** Records from a data source **
Start

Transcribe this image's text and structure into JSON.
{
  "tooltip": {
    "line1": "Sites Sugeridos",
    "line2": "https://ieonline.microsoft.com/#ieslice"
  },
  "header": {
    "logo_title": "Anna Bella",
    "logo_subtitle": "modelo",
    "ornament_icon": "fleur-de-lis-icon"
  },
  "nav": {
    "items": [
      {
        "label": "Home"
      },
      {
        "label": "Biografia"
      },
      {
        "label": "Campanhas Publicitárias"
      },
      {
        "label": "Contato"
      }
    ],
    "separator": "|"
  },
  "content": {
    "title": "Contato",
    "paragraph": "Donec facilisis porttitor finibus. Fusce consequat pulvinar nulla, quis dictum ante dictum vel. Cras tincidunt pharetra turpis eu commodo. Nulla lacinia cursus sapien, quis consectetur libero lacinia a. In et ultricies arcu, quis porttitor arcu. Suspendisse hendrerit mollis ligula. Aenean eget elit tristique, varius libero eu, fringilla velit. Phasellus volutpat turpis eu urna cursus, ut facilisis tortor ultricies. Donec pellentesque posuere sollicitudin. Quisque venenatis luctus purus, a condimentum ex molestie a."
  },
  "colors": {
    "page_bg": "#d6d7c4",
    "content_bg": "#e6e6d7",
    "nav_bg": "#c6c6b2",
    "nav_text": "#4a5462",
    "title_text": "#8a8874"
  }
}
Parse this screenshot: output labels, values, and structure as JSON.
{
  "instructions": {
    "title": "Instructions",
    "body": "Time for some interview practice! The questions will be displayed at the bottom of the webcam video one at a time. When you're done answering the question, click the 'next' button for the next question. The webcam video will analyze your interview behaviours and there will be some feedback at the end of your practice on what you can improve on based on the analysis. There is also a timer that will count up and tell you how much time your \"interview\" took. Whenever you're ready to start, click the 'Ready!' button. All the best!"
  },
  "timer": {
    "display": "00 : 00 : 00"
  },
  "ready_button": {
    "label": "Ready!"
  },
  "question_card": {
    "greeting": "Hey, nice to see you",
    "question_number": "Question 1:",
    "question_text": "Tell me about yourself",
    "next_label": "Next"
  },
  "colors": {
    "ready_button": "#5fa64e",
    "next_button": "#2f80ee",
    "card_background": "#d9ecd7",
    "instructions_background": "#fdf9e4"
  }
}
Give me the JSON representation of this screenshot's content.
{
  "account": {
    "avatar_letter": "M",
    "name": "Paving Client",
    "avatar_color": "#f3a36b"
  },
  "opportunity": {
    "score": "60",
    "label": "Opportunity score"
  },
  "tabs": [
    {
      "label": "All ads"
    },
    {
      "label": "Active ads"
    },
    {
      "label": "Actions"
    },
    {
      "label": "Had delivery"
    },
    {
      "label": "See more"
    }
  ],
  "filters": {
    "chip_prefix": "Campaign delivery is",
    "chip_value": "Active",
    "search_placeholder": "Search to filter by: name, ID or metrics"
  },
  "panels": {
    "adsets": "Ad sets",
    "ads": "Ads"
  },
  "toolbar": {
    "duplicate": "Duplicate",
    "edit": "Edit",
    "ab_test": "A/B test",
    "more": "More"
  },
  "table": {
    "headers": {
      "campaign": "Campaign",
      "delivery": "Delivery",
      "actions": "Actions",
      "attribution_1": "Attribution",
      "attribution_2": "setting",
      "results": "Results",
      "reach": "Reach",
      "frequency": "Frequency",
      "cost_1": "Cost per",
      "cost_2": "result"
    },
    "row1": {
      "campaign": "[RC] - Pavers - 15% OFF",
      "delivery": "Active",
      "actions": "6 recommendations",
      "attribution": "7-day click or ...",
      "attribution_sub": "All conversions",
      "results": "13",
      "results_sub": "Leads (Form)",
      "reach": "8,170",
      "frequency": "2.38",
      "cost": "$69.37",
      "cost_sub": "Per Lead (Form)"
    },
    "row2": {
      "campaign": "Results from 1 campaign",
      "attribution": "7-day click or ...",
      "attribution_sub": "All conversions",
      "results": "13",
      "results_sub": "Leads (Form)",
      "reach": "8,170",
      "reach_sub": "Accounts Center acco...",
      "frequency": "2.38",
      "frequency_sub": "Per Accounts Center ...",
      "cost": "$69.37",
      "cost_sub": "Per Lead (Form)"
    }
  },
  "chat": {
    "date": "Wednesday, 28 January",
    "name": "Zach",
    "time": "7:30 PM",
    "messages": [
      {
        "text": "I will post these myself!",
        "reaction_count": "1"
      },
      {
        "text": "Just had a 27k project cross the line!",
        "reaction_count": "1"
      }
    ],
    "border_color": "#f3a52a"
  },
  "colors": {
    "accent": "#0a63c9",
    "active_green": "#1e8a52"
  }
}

End

** Prompt **
Copy each line of the data exactly, leaving nothing out.

** Exercise response **
Transcribe this image's text and structure into JSON.
{
  "tooltip": {
    "line1": "Sites Sugeridos",
    "line2": "https://ieonline.microsoft.com/#ieslice"
  },
  "header": {
    "logo_title": "Anna Bella",
    "logo_subtitle": "modelo",
    "ornament_icon": "fleur-de-lis-icon"
  },
  "nav": {
    "items": [
      {
        "label": "Home"
      },
      {
        "label": "Biografia"
      },
      {
        "label": "Campanhas Publicitárias"
      },
      {
        "label": "Contato"
      }
    ],
    "separator": "|"
  },
  "content": {
    "title": "Contato",
    "paragraph": "Donec facilisis porttitor finibus. Fusce consequat pulvinar nulla, quis dictum ante dictum vel. Cras tincidunt pharetra turpis eu commodo. Nulla lacinia cursus sapien, quis consectetur libero lacinia a. In et ultricies arcu, quis porttitor arcu. Suspendisse hendrerit mollis ligula. Aenean eget elit tristique, varius libero eu, fringilla velit. Phasellus volutpat turpis eu urna cursus, ut facilisis tortor ultricies. Donec pellentesque posuere sollicitudin. Quisque venenatis luctus purus, a condimentum ex molestie a."
  },
  "colors": {
    "page_bg": "#d6d7c4",
    "content_bg": "#e6e6d7",
    "nav_bg": "#c6c6b2",
    "nav_text": "#4a5462",
    "title_text": "#8a8874"
  }
}
Parse this screenshot: output labels, values, and structure as JSON.
{
  "instructions": {
    "title": "Instructions",
    "body": "Time for some interview practice! The questions will be displayed at the bottom of the webcam video one at a time. When you're done answering the question, click the 'next' button for the next question. The webcam video will analyze your interview behaviours and there will be some feedback at the end of your practice on what you can improve on based on the analysis. There is also a timer that will count up and tell you how much time your \"interview\" took. Whenever you're ready to start, click the 'Ready!' button. All the best!"
  },
  "timer": {
    "display": "00 : 00 : 00"
  },
  "ready_button": {
    "label": "Ready!"
  },
  "question_card": {
    "greeting": "Hey, nice to see you",
    "question_number": "Question 1:",
    "question_text": "Tell me about yourself",
    "next_label": "Next"
  },
  "colors": {
    "ready_button": "#5fa64e",
    "next_button": "#2f80ee",
    "card_background": "#d9ecd7",
    "instructions_background": "#fdf9e4"
  }
}
Give me the JSON representation of this screenshot's content.
{
  "account": {
    "avatar_letter": "M",
    "name": "Paving Client",
    "avatar_color": "#f3a36b"
  },
  "opportunity": {
    "score": "60",
    "label": "Opportunity score"
  },
  "tabs": [
    {
      "label": "All ads"
    },
    {
      "label": "Active ads"
    },
    {
      "label": "Actions"
    },
    {
      "label": "Had delivery"
    },
    {
      "label": "See more"
    }
  ],
  "filters": {
    "chip_prefix": "Campaign delivery is",
    "chip_value": "Active",
    "search_placeholder": "Search to filter by: name, ID or metrics"
  },
  "panels": {
    "adsets": "Ad sets",
    "ads": "Ads"
  },
  "toolbar": {
    "duplicate": "Duplicate",
    "edit": "Edit",
    "ab_test": "A/B test",
    "more": "More"
  },
  "table": {
    "headers": {
      "campaign": "Campaign",
      "delivery": "Delivery",
      "actions": "Actions",
      "attribution_1": "Attribution",
      "attribution_2": "setting",
      "results": "Results",
      "reach": "Reach",
      "frequency": "Frequency",
      "cost_1": "Cost per",
      "cost_2": "result"
    },
    "row1": {
      "campaign": "[RC] - Pavers - 15% OFF",
      "delivery": "Active",
      "actions": "6 recommendations",
      "attribution": "7-day click or ...",
      "attribution_sub": "All conversions",
      "results": "13",
      "results_sub": "Leads (Form)",
      "reach": "8,170",
      "frequency": "2.38",
      "cost": "$69.37",
      "cost_sub": "Per Lead (Form)"
    },
    "row2": {
      "campaign": "Results from 1 campaign",
      "attribution": "7-day click or ...",
      "attribution_sub": "All conversions",
      "results": "13",
      "results_sub": "Leads (Form)",
      "reach": "8,170",
      "reach_sub": "Accounts Center acco...",
      "frequency": "2.38",
      "frequency_sub": "Per Accounts Center ...",
      "cost": "$69.37",
      "cost_sub": "Per Lead (Form)"
    }
  },
  "chat": {
    "date": "Wednesday, 28 January",
    "name": "Zach",
    "time": "7:30 PM",
    "messages": [
      {
        "text": "I will post these myself!",
        "reaction_count": "1"
      },
      {
        "text": "Just had a 27k project cross the line!",
        "reaction_count": "1"
      }
    ],
    "border_color": "#f3a52a"
  },
  "colors": {
    "accent": "#0a63c9",
    "active_green": "#1e8a52"
  }
}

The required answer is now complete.